::: Materials provided :::

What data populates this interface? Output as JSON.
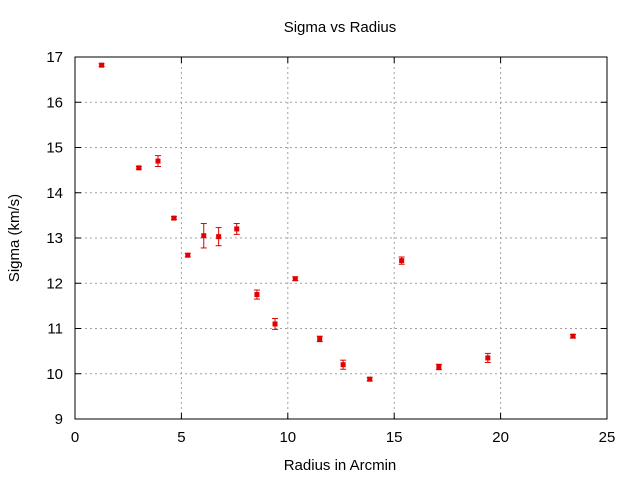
{
  "chart_data": {
    "type": "scatter",
    "title": "Sigma vs Radius",
    "xlabel": "Radius in Arcmin",
    "ylabel": "Sigma (km/s)",
    "xlim": [
      0,
      25
    ],
    "ylim": [
      9,
      17
    ],
    "xticks": [
      0,
      5,
      10,
      15,
      20,
      25
    ],
    "yticks": [
      9,
      10,
      11,
      12,
      13,
      14,
      15,
      16,
      17
    ],
    "grid": true,
    "legend": "none",
    "marker_color": "#e00000",
    "series": [
      {
        "points": [
          {
            "x": 1.25,
            "y": 16.82,
            "err": 0.03
          },
          {
            "x": 3.0,
            "y": 14.55,
            "err": 0.03
          },
          {
            "x": 3.9,
            "y": 14.7,
            "err": 0.12
          },
          {
            "x": 4.65,
            "y": 13.44,
            "err": 0.03
          },
          {
            "x": 5.3,
            "y": 12.62,
            "err": 0.04
          },
          {
            "x": 6.05,
            "y": 13.05,
            "err": 0.27
          },
          {
            "x": 6.75,
            "y": 13.03,
            "err": 0.2
          },
          {
            "x": 7.6,
            "y": 13.2,
            "err": 0.12
          },
          {
            "x": 8.55,
            "y": 11.75,
            "err": 0.1
          },
          {
            "x": 9.4,
            "y": 11.1,
            "err": 0.12
          },
          {
            "x": 10.35,
            "y": 12.1,
            "err": 0.04
          },
          {
            "x": 11.5,
            "y": 10.77,
            "err": 0.06
          },
          {
            "x": 12.6,
            "y": 10.2,
            "err": 0.1
          },
          {
            "x": 13.85,
            "y": 9.88,
            "err": 0.04
          },
          {
            "x": 15.35,
            "y": 12.5,
            "err": 0.08
          },
          {
            "x": 17.1,
            "y": 10.15,
            "err": 0.06
          },
          {
            "x": 19.4,
            "y": 10.35,
            "err": 0.1
          },
          {
            "x": 23.4,
            "y": 10.83,
            "err": 0.04
          }
        ]
      }
    ]
  }
}
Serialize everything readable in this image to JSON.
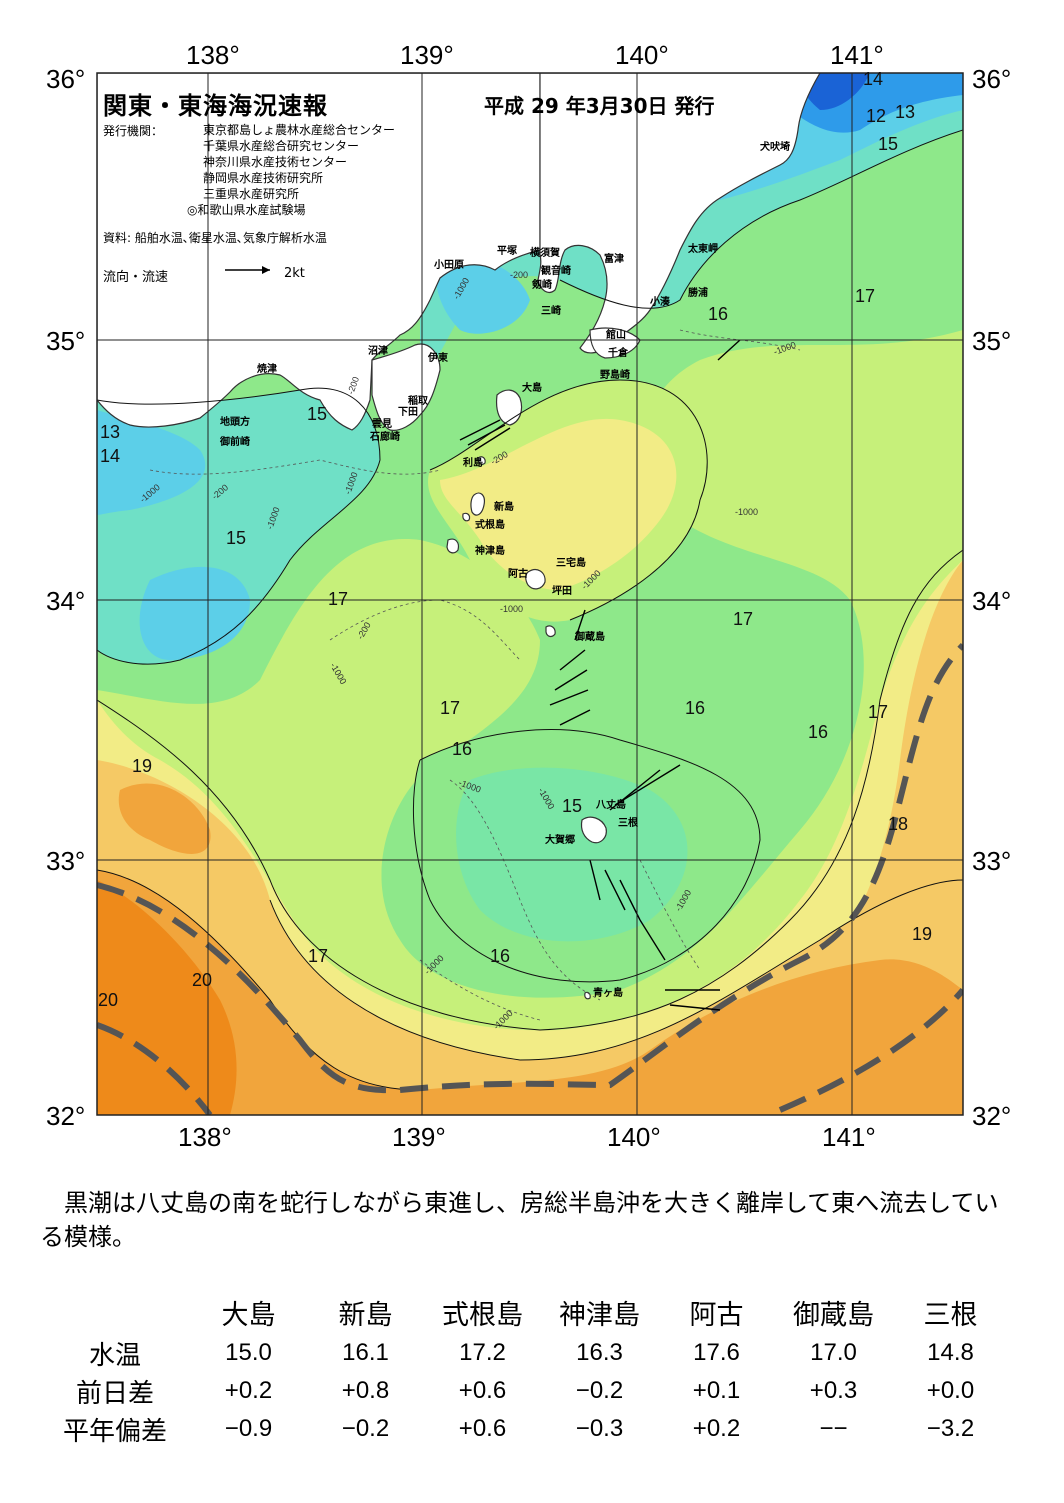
{
  "header": {
    "title": "関東・東海海況速報",
    "issue_date": "平成 29 年3月30日 発行",
    "publisher_label": "発行機関：",
    "publishers": [
      "東京都島しょ農林水産総合センター",
      "千葉県水産総合研究センター",
      "神奈川県水産技術センター",
      "静岡県水産技術研究所",
      "三重県水産研究所",
      "◎和歌山県水産試験場"
    ],
    "sources": "資料: 船舶水温､衛星水温､気象庁解析水温",
    "flow_label": "流向・流速",
    "flow_scale": "2kt"
  },
  "axes": {
    "lon_top": [
      "138°",
      "139°",
      "140°",
      "141°"
    ],
    "lon_bottom": [
      "138°",
      "139°",
      "140°",
      "141°"
    ],
    "lat_left": [
      "36°",
      "35°",
      "34°",
      "33°",
      "32°"
    ],
    "lat_right": [
      "36°",
      "35°",
      "34°",
      "33°",
      "32°"
    ]
  },
  "place_names": {
    "inubozaki": "犬吠埼",
    "taitozaki": "太東岬",
    "katsuura": "勝浦",
    "kominato": "小湊",
    "odawara": "小田原",
    "hiratsuka": "平塚",
    "yokosuka": "横須賀",
    "kannonzaki": "観音崎",
    "futtsu": "富津",
    "tsurugizaki": "剱崎",
    "misaki": "三崎",
    "tateyama": "館山",
    "chikura": "千倉",
    "nojimazaki": "野島崎",
    "numazu": "沼津",
    "ito": "伊東",
    "yaizu": "焼津",
    "inatori": "稲取",
    "shimoda": "下田",
    "kumomi": "雲見",
    "irozaki": "石廊崎",
    "jitokata": "地頭方",
    "omaezaki": "御前崎",
    "oshima": "大島",
    "toshima": "利島",
    "niijima": "新島",
    "shikinejima": "式根島",
    "kozushima": "神津島",
    "miyakejima": "三宅島",
    "ako": "阿古",
    "tsubota": "坪田",
    "mikurajima": "御蔵島",
    "hachijojima": "八丈島",
    "sanne": "三根",
    "okago": "大賀郷",
    "aogashima": "青ヶ島"
  },
  "isotherm_labels": [
    "14",
    "12",
    "13",
    "15",
    "16",
    "17",
    "13",
    "14",
    "15",
    "15",
    "17",
    "17",
    "17",
    "16",
    "16",
    "16",
    "17",
    "19",
    "15",
    "18",
    "19",
    "17",
    "16",
    "20",
    "20"
  ],
  "depth_labels": [
    "-200",
    "-1000",
    "-1000",
    "-200",
    "-1000",
    "-200",
    "-1000",
    "-200",
    "-1000",
    "-1000",
    "-200",
    "-1000",
    "-1000",
    "-1000",
    "-1000",
    "-1000",
    "-1000",
    "-1000",
    "-1000"
  ],
  "colors": {
    "land": "#ffffff",
    "t12": "#1a63d6",
    "t13": "#2e9bea",
    "t14": "#5ccfe8",
    "t15": "#6fe0c6",
    "t16": "#8ee88a",
    "t17": "#c6f07a",
    "t18": "#f2ec86",
    "t19": "#f5c965",
    "t20": "#f1a53c",
    "t21": "#ee8a1a",
    "kuroshio_axis": "#555555",
    "grid": "#222222"
  },
  "summary": "黒潮は八丈島の南を蛇行しながら東進し、房総半島沖を大きく離岸して東へ流去している模様。",
  "table": {
    "headers": [
      "",
      "大島",
      "新島",
      "式根島",
      "神津島",
      "阿古",
      "御蔵島",
      "三根"
    ],
    "rows": [
      {
        "label": "水温",
        "values": [
          "15.0",
          "16.1",
          "17.2",
          "16.3",
          "17.6",
          "17.0",
          "14.8"
        ]
      },
      {
        "label": "前日差",
        "values": [
          "+0.2",
          "+0.8",
          "+0.6",
          "−0.2",
          "+0.1",
          "+0.3",
          "+0.0"
        ]
      },
      {
        "label": "平年偏差",
        "values": [
          "−0.9",
          "−0.2",
          "+0.6",
          "−0.3",
          "+0.2",
          "−−",
          "−3.2"
        ]
      }
    ]
  }
}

:::

Directions for this task>
Restate the records word for word, omitting images.

Finished answer>
What data populates this interface? Output as JSON.
{
  "chart_data": {
    "type": "scatter",
    "title": "Sigma vs Radius",
    "xlabel": "Radius in Arcmin",
    "ylabel": "Sigma (km/s)",
    "xlim": [
      0,
      25
    ],
    "ylim": [
      9,
      17
    ],
    "xticks": [
      0,
      5,
      10,
      15,
      20,
      25
    ],
    "yticks": [
      9,
      10,
      11,
      12,
      13,
      14,
      15,
      16,
      17
    ],
    "grid": true,
    "legend": "none",
    "marker_color": "#e00000",
    "series": [
      {
        "points": [
          {
            "x": 1.25,
            "y": 16.82,
            "err": 0.03
          },
          {
            "x": 3.0,
            "y": 14.55,
            "err": 0.03
          },
          {
            "x": 3.9,
            "y": 14.7,
            "err": 0.12
          },
          {
            "x": 4.65,
            "y": 13.44,
            "err": 0.03
          },
          {
            "x": 5.3,
            "y": 12.62,
            "err": 0.04
          },
          {
            "x": 6.05,
            "y": 13.05,
            "err": 0.27
          },
          {
            "x": 6.75,
            "y": 13.03,
            "err": 0.2
          },
          {
            "x": 7.6,
            "y": 13.2,
            "err": 0.12
          },
          {
            "x": 8.55,
            "y": 11.75,
            "err": 0.1
          },
          {
            "x": 9.4,
            "y": 11.1,
            "err": 0.12
          },
          {
            "x": 10.35,
            "y": 12.1,
            "err": 0.04
          },
          {
            "x": 11.5,
            "y": 10.77,
            "err": 0.06
          },
          {
            "x": 12.6,
            "y": 10.2,
            "err": 0.1
          },
          {
            "x": 13.85,
            "y": 9.88,
            "err": 0.04
          },
          {
            "x": 15.35,
            "y": 12.5,
            "err": 0.08
          },
          {
            "x": 17.1,
            "y": 10.15,
            "err": 0.06
          },
          {
            "x": 19.4,
            "y": 10.35,
            "err": 0.1
          },
          {
            "x": 23.4,
            "y": 10.83,
            "err": 0.04
          }
        ]
      }
    ]
  }
}
Serialize everything readable in this image to JSON.
{
  "header": {
    "title": "関東・東海海況速報",
    "issue_date": "平成 29 年3月30日 発行",
    "publisher_label": "発行機関：",
    "publishers": [
      "東京都島しょ農林水産総合センター",
      "千葉県水産総合研究センター",
      "神奈川県水産技術センター",
      "静岡県水産技術研究所",
      "三重県水産研究所",
      "◎和歌山県水産試験場"
    ],
    "sources": "資料: 船舶水温､衛星水温､気象庁解析水温",
    "flow_label": "流向・流速",
    "flow_scale": "2kt"
  },
  "axes": {
    "lon_top": [
      "138°",
      "139°",
      "140°",
      "141°"
    ],
    "lon_bottom": [
      "138°",
      "139°",
      "140°",
      "141°"
    ],
    "lat_left": [
      "36°",
      "35°",
      "34°",
      "33°",
      "32°"
    ],
    "lat_right": [
      "36°",
      "35°",
      "34°",
      "33°",
      "32°"
    ]
  },
  "place_names": {
    "inubozaki": "犬吠埼",
    "taitozaki": "太東岬",
    "katsuura": "勝浦",
    "kominato": "小湊",
    "odawara": "小田原",
    "hiratsuka": "平塚",
    "yokosuka": "横須賀",
    "kannonzaki": "観音崎",
    "futtsu": "富津",
    "tsurugizaki": "剱崎",
    "misaki": "三崎",
    "tateyama": "館山",
    "chikura": "千倉",
    "nojimazaki": "野島崎",
    "numazu": "沼津",
    "ito": "伊東",
    "yaizu": "焼津",
    "inatori": "稲取",
    "shimoda": "下田",
    "kumomi": "雲見",
    "irozaki": "石廊崎",
    "jitokata": "地頭方",
    "omaezaki": "御前崎",
    "oshima": "大島",
    "toshima": "利島",
    "niijima": "新島",
    "shikinejima": "式根島",
    "kozushima": "神津島",
    "miyakejima": "三宅島",
    "ako": "阿古",
    "tsubota": "坪田",
    "mikurajima": "御蔵島",
    "hachijojima": "八丈島",
    "sanne": "三根",
    "okago": "大賀郷",
    "aogashima": "青ヶ島"
  },
  "isotherm_labels": [
    "14",
    "12",
    "13",
    "15",
    "16",
    "17",
    "13",
    "14",
    "15",
    "15",
    "17",
    "17",
    "17",
    "16",
    "16",
    "16",
    "17",
    "19",
    "15",
    "18",
    "19",
    "17",
    "16",
    "20",
    "20"
  ],
  "depth_labels": [
    "-200",
    "-1000",
    "-1000",
    "-200",
    "-1000",
    "-200",
    "-1000",
    "-200",
    "-1000",
    "-1000",
    "-200",
    "-1000",
    "-1000",
    "-1000",
    "-1000",
    "-1000",
    "-1000",
    "-1000",
    "-1000"
  ],
  "colors": {
    "land": "#ffffff",
    "t12": "#1a63d6",
    "t13": "#2e9bea",
    "t14": "#5ccfe8",
    "t15": "#6fe0c6",
    "t16": "#8ee88a",
    "t17": "#c6f07a",
    "t18": "#f2ec86",
    "t19": "#f5c965",
    "t20": "#f1a53c",
    "t21": "#ee8a1a",
    "kuroshio_axis": "#555555",
    "grid": "#222222"
  },
  "summary": "黒潮は八丈島の南を蛇行しながら東進し、房総半島沖を大きく離岸して東へ流去している模様。",
  "table": {
    "headers": [
      "",
      "大島",
      "新島",
      "式根島",
      "神津島",
      "阿古",
      "御蔵島",
      "三根"
    ],
    "rows": [
      {
        "label": "水温",
        "values": [
          "15.0",
          "16.1",
          "17.2",
          "16.3",
          "17.6",
          "17.0",
          "14.8"
        ]
      },
      {
        "label": "前日差",
        "values": [
          "+0.2",
          "+0.8",
          "+0.6",
          "−0.2",
          "+0.1",
          "+0.3",
          "+0.0"
        ]
      },
      {
        "label": "平年偏差",
        "values": [
          "−0.9",
          "−0.2",
          "+0.6",
          "−0.3",
          "+0.2",
          "−−",
          "−3.2"
        ]
      }
    ]
  }
}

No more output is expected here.